*EXTRACTED ENTRIES:*
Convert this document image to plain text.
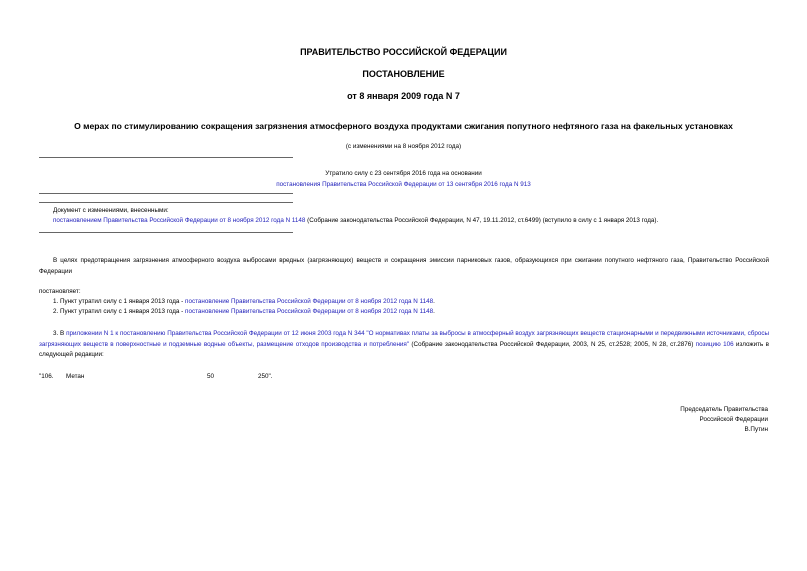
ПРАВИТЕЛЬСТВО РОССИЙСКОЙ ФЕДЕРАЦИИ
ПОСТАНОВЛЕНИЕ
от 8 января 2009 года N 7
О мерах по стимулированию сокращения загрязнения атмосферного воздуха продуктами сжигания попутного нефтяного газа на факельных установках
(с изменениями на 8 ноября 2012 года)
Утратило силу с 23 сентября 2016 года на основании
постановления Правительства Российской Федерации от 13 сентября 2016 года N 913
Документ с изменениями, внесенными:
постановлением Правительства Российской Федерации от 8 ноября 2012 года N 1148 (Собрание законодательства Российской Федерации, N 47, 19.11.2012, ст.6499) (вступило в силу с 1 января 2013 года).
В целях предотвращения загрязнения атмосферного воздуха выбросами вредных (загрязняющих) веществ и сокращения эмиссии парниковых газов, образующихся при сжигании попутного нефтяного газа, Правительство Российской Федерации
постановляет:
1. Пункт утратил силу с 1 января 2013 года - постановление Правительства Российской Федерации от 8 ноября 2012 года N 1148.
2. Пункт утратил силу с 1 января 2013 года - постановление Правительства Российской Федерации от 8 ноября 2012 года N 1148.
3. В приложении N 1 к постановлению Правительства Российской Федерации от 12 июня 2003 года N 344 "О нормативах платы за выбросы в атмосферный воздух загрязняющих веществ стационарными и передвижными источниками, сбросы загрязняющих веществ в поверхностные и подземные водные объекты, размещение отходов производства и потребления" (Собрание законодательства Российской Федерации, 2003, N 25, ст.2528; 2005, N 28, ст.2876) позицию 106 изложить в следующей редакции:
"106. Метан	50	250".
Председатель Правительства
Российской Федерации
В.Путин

*STATED TASK:* Without including the pictures, return each record above exactly as it stands.

*SOLUTION TO THE EXERCISE:*
Convert this document image to plain text.
ПРАВИТЕЛЬСТВО РОССИЙСКОЙ ФЕДЕРАЦИИ
ПОСТАНОВЛЕНИЕ
от 8 января 2009 года N 7
О мерах по стимулированию сокращения загрязнения атмосферного воздуха продуктами сжигания попутного нефтяного газа на факельных установках
(с изменениями на 8 ноября 2012 года)
Утратило силу с 23 сентября 2016 года на основании
постановления Правительства Российской Федерации от 13 сентября 2016 года N 913
Документ с изменениями, внесенными:
постановлением Правительства Российской Федерации от 8 ноября 2012 года N 1148 (Собрание законодательства Российской Федерации, N 47, 19.11.2012, ст.6499) (вступило в силу с 1 января 2013 года).
В целях предотвращения загрязнения атмосферного воздуха выбросами вредных (загрязняющих) веществ и сокращения эмиссии парниковых газов, образующихся при сжигании попутного нефтяного газа, Правительство Российской Федерации
постановляет:
1. Пункт утратил силу с 1 января 2013 года - постановление Правительства Российской Федерации от 8 ноября 2012 года N 1148.
2. Пункт утратил силу с 1 января 2013 года - постановление Правительства Российской Федерации от 8 ноября 2012 года N 1148.
3. В приложении N 1 к постановлению Правительства Российской Федерации от 12 июня 2003 года N 344 "О нормативах платы за выбросы в атмосферный воздух загрязняющих веществ стационарными и передвижными источниками, сбросы загрязняющих веществ в поверхностные и подземные водные объекты, размещение отходов производства и потребления" (Собрание законодательства Российской Федерации, 2003, N 25, ст.2528; 2005, N 28, ст.2876) позицию 106 изложить в следующей редакции:
"106. Метан	50	250".
Председатель Правительства
Российской Федерации
В.Путин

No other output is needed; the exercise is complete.